▶ _問題文_
以下のすべてのレコードについて、各行を空行を除いた番号付きリストとして出力してもらえますか。
◇ ◇ ◇ ◇ ◇ ◇ ◇
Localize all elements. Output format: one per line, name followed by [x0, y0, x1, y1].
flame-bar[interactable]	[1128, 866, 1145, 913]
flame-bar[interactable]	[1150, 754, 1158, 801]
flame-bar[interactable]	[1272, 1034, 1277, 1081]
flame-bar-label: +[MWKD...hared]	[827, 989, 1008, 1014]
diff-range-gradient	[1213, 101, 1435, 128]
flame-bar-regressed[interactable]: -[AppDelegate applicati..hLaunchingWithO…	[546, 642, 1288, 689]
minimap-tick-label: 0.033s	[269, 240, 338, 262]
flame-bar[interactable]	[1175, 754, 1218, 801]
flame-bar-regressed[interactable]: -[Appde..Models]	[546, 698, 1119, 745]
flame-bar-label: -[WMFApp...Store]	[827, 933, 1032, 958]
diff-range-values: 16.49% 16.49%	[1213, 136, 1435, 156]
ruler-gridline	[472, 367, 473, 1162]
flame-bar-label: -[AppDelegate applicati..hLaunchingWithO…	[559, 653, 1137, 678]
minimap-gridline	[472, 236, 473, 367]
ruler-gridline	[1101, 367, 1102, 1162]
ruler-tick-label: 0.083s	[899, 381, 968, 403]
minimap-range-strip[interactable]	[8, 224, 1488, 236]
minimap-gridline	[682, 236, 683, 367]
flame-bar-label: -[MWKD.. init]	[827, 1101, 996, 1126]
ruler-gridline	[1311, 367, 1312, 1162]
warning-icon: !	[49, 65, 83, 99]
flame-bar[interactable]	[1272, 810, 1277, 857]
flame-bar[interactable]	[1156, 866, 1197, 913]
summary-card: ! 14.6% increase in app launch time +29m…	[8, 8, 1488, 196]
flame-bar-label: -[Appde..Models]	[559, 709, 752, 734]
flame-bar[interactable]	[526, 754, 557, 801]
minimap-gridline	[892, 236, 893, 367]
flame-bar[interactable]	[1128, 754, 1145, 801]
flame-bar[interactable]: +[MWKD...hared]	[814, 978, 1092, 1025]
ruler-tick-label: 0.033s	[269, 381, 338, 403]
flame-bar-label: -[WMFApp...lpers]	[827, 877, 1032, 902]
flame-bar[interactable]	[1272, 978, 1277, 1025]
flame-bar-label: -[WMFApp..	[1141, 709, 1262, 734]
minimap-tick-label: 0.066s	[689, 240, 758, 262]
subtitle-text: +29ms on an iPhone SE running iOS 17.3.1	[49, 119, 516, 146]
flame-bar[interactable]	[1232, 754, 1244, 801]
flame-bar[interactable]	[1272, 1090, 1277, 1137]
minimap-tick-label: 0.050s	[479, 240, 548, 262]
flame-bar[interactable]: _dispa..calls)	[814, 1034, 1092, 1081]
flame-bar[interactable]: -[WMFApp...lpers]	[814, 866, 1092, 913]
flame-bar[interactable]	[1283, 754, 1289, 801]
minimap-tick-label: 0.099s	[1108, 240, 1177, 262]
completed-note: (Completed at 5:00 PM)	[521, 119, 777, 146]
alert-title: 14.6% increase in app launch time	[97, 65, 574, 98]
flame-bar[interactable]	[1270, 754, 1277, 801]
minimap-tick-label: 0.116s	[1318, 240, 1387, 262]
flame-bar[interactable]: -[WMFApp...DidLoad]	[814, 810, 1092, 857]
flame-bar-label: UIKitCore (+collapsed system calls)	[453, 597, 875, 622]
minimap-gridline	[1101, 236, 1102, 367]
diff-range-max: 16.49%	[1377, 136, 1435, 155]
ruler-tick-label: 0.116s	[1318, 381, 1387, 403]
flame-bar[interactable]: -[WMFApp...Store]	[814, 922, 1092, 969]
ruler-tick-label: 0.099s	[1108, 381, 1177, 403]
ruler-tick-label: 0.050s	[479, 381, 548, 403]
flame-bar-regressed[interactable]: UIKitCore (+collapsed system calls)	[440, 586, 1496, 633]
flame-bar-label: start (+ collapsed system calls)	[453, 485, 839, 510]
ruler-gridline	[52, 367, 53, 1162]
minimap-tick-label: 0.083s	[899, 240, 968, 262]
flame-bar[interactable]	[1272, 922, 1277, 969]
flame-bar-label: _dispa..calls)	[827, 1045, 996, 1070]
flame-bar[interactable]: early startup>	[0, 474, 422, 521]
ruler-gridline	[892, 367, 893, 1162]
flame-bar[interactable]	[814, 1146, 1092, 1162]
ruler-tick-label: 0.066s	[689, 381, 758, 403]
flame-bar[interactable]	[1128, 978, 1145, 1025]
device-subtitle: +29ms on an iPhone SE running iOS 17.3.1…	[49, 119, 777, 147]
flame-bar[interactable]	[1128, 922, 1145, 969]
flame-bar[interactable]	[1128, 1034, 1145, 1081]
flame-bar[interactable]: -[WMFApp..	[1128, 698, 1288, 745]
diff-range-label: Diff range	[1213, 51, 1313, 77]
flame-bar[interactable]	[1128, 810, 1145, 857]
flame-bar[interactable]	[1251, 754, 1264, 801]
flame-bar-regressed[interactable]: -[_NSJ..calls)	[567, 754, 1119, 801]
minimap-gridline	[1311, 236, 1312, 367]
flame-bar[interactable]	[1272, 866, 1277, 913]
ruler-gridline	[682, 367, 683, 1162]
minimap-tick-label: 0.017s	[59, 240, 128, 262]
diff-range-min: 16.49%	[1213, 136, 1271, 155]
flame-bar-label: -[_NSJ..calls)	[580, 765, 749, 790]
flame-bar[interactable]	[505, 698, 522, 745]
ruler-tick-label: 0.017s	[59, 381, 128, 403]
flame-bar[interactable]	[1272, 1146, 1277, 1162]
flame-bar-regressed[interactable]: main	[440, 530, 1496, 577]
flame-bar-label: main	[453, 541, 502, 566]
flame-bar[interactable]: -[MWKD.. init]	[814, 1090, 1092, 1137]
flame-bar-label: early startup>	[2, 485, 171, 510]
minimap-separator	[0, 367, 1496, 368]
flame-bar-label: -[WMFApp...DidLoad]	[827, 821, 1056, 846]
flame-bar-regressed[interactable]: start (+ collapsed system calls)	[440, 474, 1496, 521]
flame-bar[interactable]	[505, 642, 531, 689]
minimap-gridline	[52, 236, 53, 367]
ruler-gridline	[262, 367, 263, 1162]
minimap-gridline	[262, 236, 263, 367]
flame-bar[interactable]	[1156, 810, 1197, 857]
◇ ◇ ◇ ◇ ◇ ◇ ◇
▶ _解答は以下_
1. Localize all elements. Output format: one per line, name followed by [x0, y0, x1, y1].
2. flame-bar[interactable]	[1128, 866, 1145, 913]
3. flame-bar[interactable]	[1150, 754, 1158, 801]
4. flame-bar[interactable]	[1272, 1034, 1277, 1081]
5. flame-bar-label: +[MWKD...hared]	[827, 989, 1008, 1014]
6. diff-range-gradient	[1213, 101, 1435, 128]
7. flame-bar-regressed[interactable]: -[AppDelegate applicati..hLaunchingWithO…	[546, 642, 1288, 689]
8. minimap-tick-label: 0.033s	[269, 240, 338, 262]
9. flame-bar[interactable]	[1175, 754, 1218, 801]
10. flame-bar-regressed[interactable]: -[Appde..Models]	[546, 698, 1119, 745]
11. flame-bar-label: -[WMFApp...Store]	[827, 933, 1032, 958]
12. diff-range-values: 16.49% 16.49%	[1213, 136, 1435, 156]
13. ruler-gridline	[472, 367, 473, 1162]
14. flame-bar-label: -[AppDelegate applicati..hLaunchingWithO…	[559, 653, 1137, 678]
15. minimap-gridline	[472, 236, 473, 367]
16. ruler-gridline	[1101, 367, 1102, 1162]
17. ruler-tick-label: 0.083s	[899, 381, 968, 403]
18. minimap-range-strip[interactable]	[8, 224, 1488, 236]
19. minimap-gridline	[682, 236, 683, 367]
20. flame-bar-label: -[MWKD.. init]	[827, 1101, 996, 1126]
21. ruler-gridline	[1311, 367, 1312, 1162]
22. warning-icon: !	[49, 65, 83, 99]
23. flame-bar[interactable]	[1272, 810, 1277, 857]
24. flame-bar[interactable]	[1156, 866, 1197, 913]
25. summary-card: ! 14.6% increase in app launch time +29m…	[8, 8, 1488, 196]
26. flame-bar-label: -[Appde..Models]	[559, 709, 752, 734]
27. flame-bar[interactable]	[526, 754, 557, 801]
28. minimap-gridline	[892, 236, 893, 367]
29. flame-bar[interactable]	[1128, 754, 1145, 801]
30. flame-bar[interactable]: +[MWKD...hared]	[814, 978, 1092, 1025]
31. ruler-tick-label: 0.033s	[269, 381, 338, 403]
32. flame-bar-label: -[WMFApp...lpers]	[827, 877, 1032, 902]
33. flame-bar[interactable]	[1272, 978, 1277, 1025]
34. flame-bar-label: -[WMFApp..	[1141, 709, 1262, 734]
35. minimap-tick-label: 0.066s	[689, 240, 758, 262]
36. subtitle-text: +29ms on an iPhone SE running iOS 17.3.1	[49, 119, 516, 146]
37. flame-bar[interactable]	[1232, 754, 1244, 801]
38. flame-bar[interactable]	[1272, 1090, 1277, 1137]
39. minimap-tick-label: 0.050s	[479, 240, 548, 262]
40. flame-bar[interactable]: _dispa..calls)	[814, 1034, 1092, 1081]
41. flame-bar[interactable]: -[WMFApp...lpers]	[814, 866, 1092, 913]
42. flame-bar[interactable]	[1283, 754, 1289, 801]
43. minimap-tick-label: 0.099s	[1108, 240, 1177, 262]
44. completed-note: (Completed at 5:00 PM)	[521, 119, 777, 146]
45. alert-title: 14.6% increase in app launch time	[97, 65, 574, 98]
46. flame-bar[interactable]	[1270, 754, 1277, 801]
47. minimap-tick-label: 0.116s	[1318, 240, 1387, 262]
48. flame-bar[interactable]: -[WMFApp...DidLoad]	[814, 810, 1092, 857]
49. flame-bar-label: UIKitCore (+collapsed system calls)	[453, 597, 875, 622]
50. minimap-gridline	[1101, 236, 1102, 367]
51. diff-range-max: 16.49%	[1377, 136, 1435, 155]
52. ruler-tick-label: 0.116s	[1318, 381, 1387, 403]
53. flame-bar[interactable]: -[WMFApp...Store]	[814, 922, 1092, 969]
54. ruler-tick-label: 0.099s	[1108, 381, 1177, 403]
55. ruler-tick-label: 0.050s	[479, 381, 548, 403]
56. flame-bar-regressed[interactable]: UIKitCore (+collapsed system calls)	[440, 586, 1496, 633]
57. flame-bar-label: start (+ collapsed system calls)	[453, 485, 839, 510]
58. ruler-gridline	[52, 367, 53, 1162]
59. minimap-tick-label: 0.083s	[899, 240, 968, 262]
60. flame-bar[interactable]	[1272, 922, 1277, 969]
61. flame-bar-label: _dispa..calls)	[827, 1045, 996, 1070]
62. flame-bar[interactable]: early startup>	[0, 474, 422, 521]
63. ruler-gridline	[892, 367, 893, 1162]
64. flame-bar[interactable]	[814, 1146, 1092, 1162]
65. ruler-tick-label: 0.066s	[689, 381, 758, 403]
66. flame-bar[interactable]	[1128, 978, 1145, 1025]
67. device-subtitle: +29ms on an iPhone SE running iOS 17.3.1…	[49, 119, 777, 147]
68. flame-bar[interactable]	[1128, 922, 1145, 969]
69. flame-bar[interactable]	[1128, 1034, 1145, 1081]
70. flame-bar[interactable]: -[WMFApp..	[1128, 698, 1288, 745]
71. diff-range-label: Diff range	[1213, 51, 1313, 77]
72. flame-bar[interactable]	[1128, 810, 1145, 857]
73. flame-bar[interactable]	[1251, 754, 1264, 801]
74. flame-bar-regressed[interactable]: -[_NSJ..calls)	[567, 754, 1119, 801]
75. minimap-gridline	[1311, 236, 1312, 367]
76. flame-bar[interactable]	[1272, 866, 1277, 913]
77. ruler-gridline	[682, 367, 683, 1162]
78. minimap-tick-label: 0.017s	[59, 240, 128, 262]
79. diff-range-min: 16.49%	[1213, 136, 1271, 155]
80. flame-bar-label: -[_NSJ..calls)	[580, 765, 749, 790]
81. flame-bar[interactable]	[505, 698, 522, 745]
82. ruler-tick-label: 0.017s	[59, 381, 128, 403]
83. flame-bar[interactable]	[1272, 1146, 1277, 1162]
84. flame-bar-regressed[interactable]: main	[440, 530, 1496, 577]
85. flame-bar-label: main	[453, 541, 502, 566]
86. flame-bar[interactable]: -[MWKD.. init]	[814, 1090, 1092, 1137]
87. flame-bar-label: early startup>	[2, 485, 171, 510]
88. minimap-separator	[0, 367, 1496, 368]
89. flame-bar-label: -[WMFApp...DidLoad]	[827, 821, 1056, 846]
90. flame-bar-regressed[interactable]: start (+ collapsed system calls)	[440, 474, 1496, 521]
91. flame-bar[interactable]	[505, 642, 531, 689]
92. minimap-gridline	[52, 236, 53, 367]
93. ruler-gridline	[262, 367, 263, 1162]
94. minimap-gridline	[262, 236, 263, 367]
95. flame-bar[interactable]	[1156, 810, 1197, 857]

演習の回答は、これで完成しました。